Dataset rows about figures:
———

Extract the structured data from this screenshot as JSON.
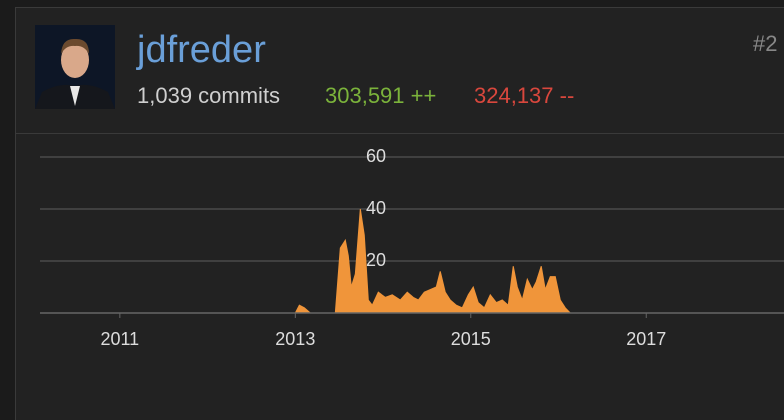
{
  "user": {
    "name": "jdfreder",
    "rank": "#2",
    "commits": "1,039 commits",
    "additions": "303,591 ++",
    "deletions": "324,137 --"
  },
  "chart_data": {
    "type": "area",
    "color": "#f0953a",
    "x": [
      2013.0,
      2013.046,
      2013.103,
      2013.171,
      2013.456,
      2013.513,
      2013.57,
      2013.604,
      2013.638,
      2013.684,
      2013.741,
      2013.786,
      2013.832,
      2013.877,
      2013.946,
      2014.026,
      2014.105,
      2014.197,
      2014.276,
      2014.345,
      2014.402,
      2014.47,
      2014.538,
      2014.607,
      2014.652,
      2014.709,
      2014.766,
      2014.835,
      2014.903,
      2014.972,
      2015.028,
      2015.085,
      2015.154,
      2015.222,
      2015.291,
      2015.359,
      2015.427,
      2015.484,
      2015.53,
      2015.587,
      2015.644,
      2015.701,
      2015.746,
      2015.803,
      2015.849,
      2015.906,
      2015.963,
      2016.02,
      2016.077,
      2016.134
    ],
    "values": [
      0,
      3,
      2,
      0,
      0,
      25,
      28,
      22,
      10,
      15,
      40,
      30,
      5,
      3,
      8,
      6,
      7,
      5,
      8,
      6,
      5,
      8,
      9,
      10,
      16,
      8,
      5,
      3,
      2,
      7,
      10,
      4,
      2,
      7,
      4,
      5,
      3,
      18,
      10,
      5,
      13,
      9,
      12,
      18,
      9,
      14,
      14,
      5,
      2,
      0
    ],
    "xlim": [
      2010.09,
      2018.57
    ],
    "xticks": [
      2011,
      2013,
      2015,
      2017
    ],
    "ylim": [
      0,
      60
    ],
    "yticks": [
      20,
      40,
      60
    ],
    "grid": true
  }
}
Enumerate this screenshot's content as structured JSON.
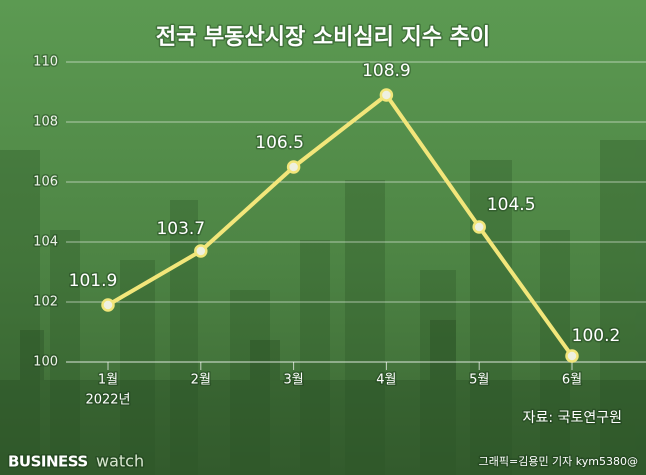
{
  "chart_data": {
    "type": "line",
    "title": "전국 부동산시장 소비심리 지수 추이",
    "categories": [
      "1월",
      "2월",
      "3월",
      "4월",
      "5월",
      "6월"
    ],
    "x_annotation": "2022년",
    "series": [
      {
        "color": "#f2e67a",
        "values": [
          101.9,
          103.7,
          106.5,
          108.9,
          104.5,
          100.2
        ]
      }
    ],
    "ylim": [
      100,
      110
    ],
    "yticks": [
      100,
      102,
      104,
      106,
      108,
      110
    ],
    "grid": true,
    "source": "자료: 국토연구원",
    "logo_credit": "그래픽=김용민 기자 kym5380@",
    "logo": {
      "bold": "BUSINESS",
      "light": "watch"
    }
  }
}
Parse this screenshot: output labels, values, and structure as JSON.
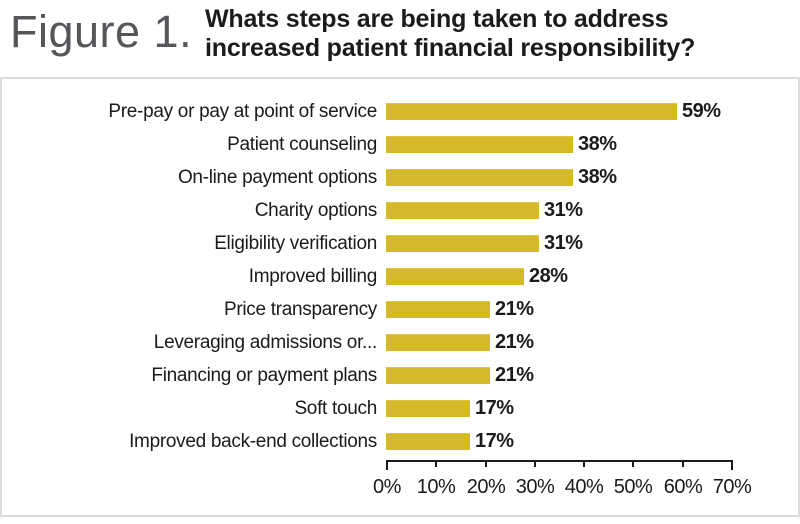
{
  "header": {
    "figure_label": "Figure 1.",
    "title": "Whats steps are being taken to address increased patient financial responsibility?"
  },
  "chart_data": {
    "type": "bar",
    "orientation": "horizontal",
    "title": "Whats steps are being taken to address increased patient financial responsibility?",
    "categories": [
      "Pre-pay or pay at point of service",
      "Patient counseling",
      "On-line payment options",
      "Charity options",
      "Eligibility verification",
      "Improved billing",
      "Price transparency",
      "Leveraging admissions or...",
      "Financing or payment plans",
      "Soft touch",
      "Improved back-end collections"
    ],
    "values": [
      59,
      38,
      38,
      31,
      31,
      28,
      21,
      21,
      21,
      17,
      17
    ],
    "value_suffix": "%",
    "xlabel": "",
    "ylabel": "",
    "axis": {
      "min": 0,
      "max": 70,
      "tick_step": 10,
      "tick_labels": [
        "0%",
        "10%",
        "20%",
        "30%",
        "40%",
        "50%",
        "60%",
        "70%"
      ]
    },
    "grid": false,
    "legend": false,
    "bar_color": "#d4ba29",
    "text_color": "#1c1a1b"
  }
}
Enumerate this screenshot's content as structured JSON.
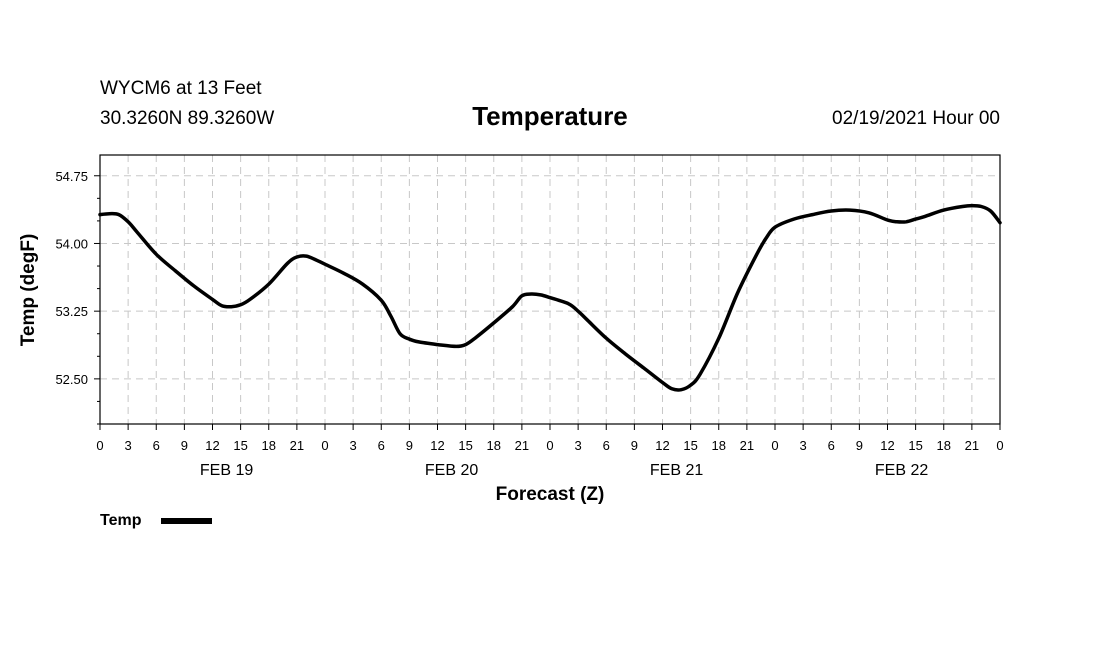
{
  "header": {
    "station": "WYCM6 at 13 Feet",
    "coords": "30.3260N 89.3260W",
    "title": "Temperature",
    "issued": "02/19/2021 Hour 00"
  },
  "chart_data": {
    "type": "line",
    "title": "Temperature",
    "xlabel": "Forecast (Z)",
    "ylabel": "Temp (degF)",
    "ylim": [
      52.0,
      54.98
    ],
    "yticks": [
      52.5,
      53.25,
      54.0,
      54.75
    ],
    "ytick_labels": [
      "52.50",
      "53.25",
      "54.00",
      "54.75"
    ],
    "xlim_hours": [
      0,
      96
    ],
    "xtick_labels": [
      "0",
      "3",
      "6",
      "9",
      "12",
      "15",
      "18",
      "21",
      "0",
      "3",
      "6",
      "9",
      "12",
      "15",
      "18",
      "21",
      "0",
      "3",
      "6",
      "9",
      "12",
      "15",
      "18",
      "21",
      "0",
      "3",
      "6",
      "9",
      "12",
      "15",
      "18",
      "21",
      "0"
    ],
    "day_labels": [
      "FEB 19",
      "FEB 20",
      "FEB 21",
      "FEB 22"
    ],
    "grid": true,
    "legend": "bottom-left",
    "line_color": "#000000",
    "series": [
      {
        "name": "Temp",
        "x": [
          0,
          1,
          2,
          3,
          4,
          6,
          8,
          10,
          12,
          13,
          14,
          15,
          16,
          18,
          20,
          21,
          22,
          23,
          24,
          26,
          28,
          30,
          31,
          32,
          33,
          34,
          36,
          38,
          39,
          40,
          42,
          44,
          45,
          46,
          47,
          48,
          50,
          51,
          52,
          54,
          56,
          58,
          60,
          61,
          62,
          63,
          64,
          66,
          68,
          70,
          71,
          72,
          74,
          76,
          78,
          80,
          82,
          84,
          85,
          86,
          87,
          88,
          90,
          92,
          93,
          94,
          95,
          96
        ],
        "y": [
          54.32,
          54.33,
          54.32,
          54.24,
          54.12,
          53.88,
          53.7,
          53.53,
          53.38,
          53.31,
          53.3,
          53.32,
          53.38,
          53.55,
          53.78,
          53.85,
          53.86,
          53.82,
          53.77,
          53.67,
          53.55,
          53.37,
          53.2,
          53.0,
          52.94,
          52.91,
          52.88,
          52.86,
          52.88,
          52.95,
          53.12,
          53.3,
          53.42,
          53.44,
          53.43,
          53.4,
          53.33,
          53.25,
          53.15,
          52.95,
          52.78,
          52.62,
          52.46,
          52.39,
          52.38,
          52.43,
          52.55,
          52.95,
          53.45,
          53.87,
          54.05,
          54.18,
          54.27,
          54.32,
          54.36,
          54.37,
          54.34,
          54.26,
          54.24,
          54.24,
          54.27,
          54.3,
          54.37,
          54.41,
          54.42,
          54.41,
          54.36,
          54.23
        ]
      }
    ]
  }
}
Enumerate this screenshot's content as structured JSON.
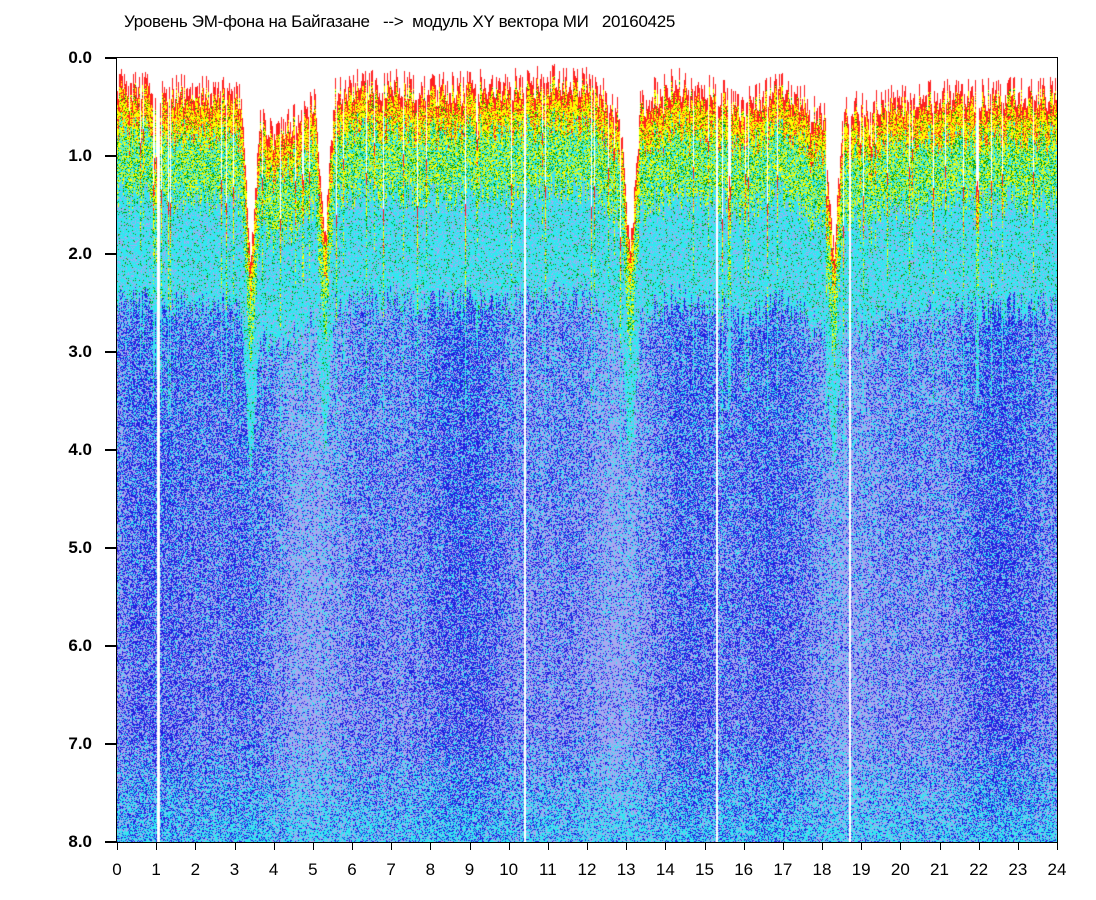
{
  "chart_data": {
    "type": "heatmap",
    "title": "Уровень ЭМ-фона на Байгазане   -->  модуль XY вектора МИ   20160425",
    "xlabel": "",
    "ylabel": "",
    "xlim": [
      0,
      24
    ],
    "ylim": [
      8.0,
      0.0
    ],
    "y_inverted": true,
    "x_ticks": [
      "0",
      "1",
      "2",
      "3",
      "4",
      "5",
      "6",
      "7",
      "8",
      "9",
      "10",
      "11",
      "12",
      "13",
      "14",
      "15",
      "16",
      "17",
      "18",
      "19",
      "20",
      "21",
      "22",
      "23",
      "24"
    ],
    "y_ticks": [
      "0.0",
      "1.0",
      "2.0",
      "3.0",
      "4.0",
      "5.0",
      "6.0",
      "7.0",
      "8.0"
    ],
    "color_scale": [
      "#ff2020",
      "#ffff00",
      "#00a000",
      "#30e8f0",
      "#a8a8f0",
      "#2020e0"
    ],
    "top_envelope_by_hour": [
      0.1,
      0.15,
      0.15,
      0.2,
      0.6,
      0.3,
      0.1,
      0.1,
      0.15,
      0.1,
      0.1,
      0.05,
      0.05,
      0.4,
      0.1,
      0.1,
      0.3,
      0.1,
      0.4,
      0.3,
      0.25,
      0.2,
      0.2,
      0.15,
      0.2
    ],
    "deep_dips_hours": [
      3.4,
      5.3,
      13.1,
      18.3
    ],
    "data_gaps_hours": [
      1.05,
      10.4,
      15.3,
      18.7
    ]
  }
}
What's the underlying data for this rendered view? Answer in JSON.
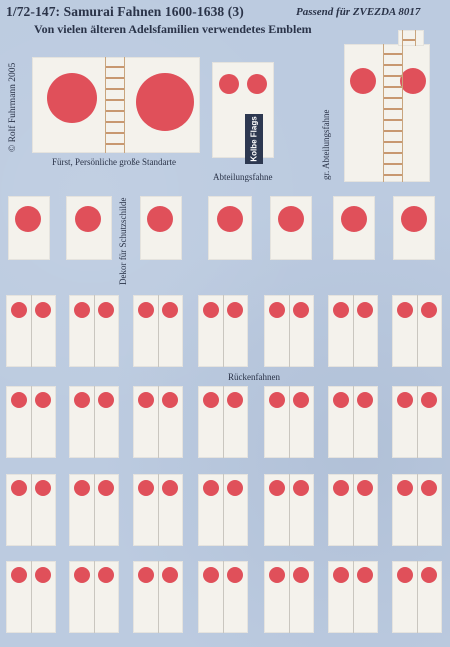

———

• Directions for this task
Scan the data for the word "Whats" and copy every line where it shows up.

• Correct result
    "title": "Whats steps are being taken to address increased patient financial responsibility?"
    "title": "Whats steps are being taken to address increased patient financial responsibility?",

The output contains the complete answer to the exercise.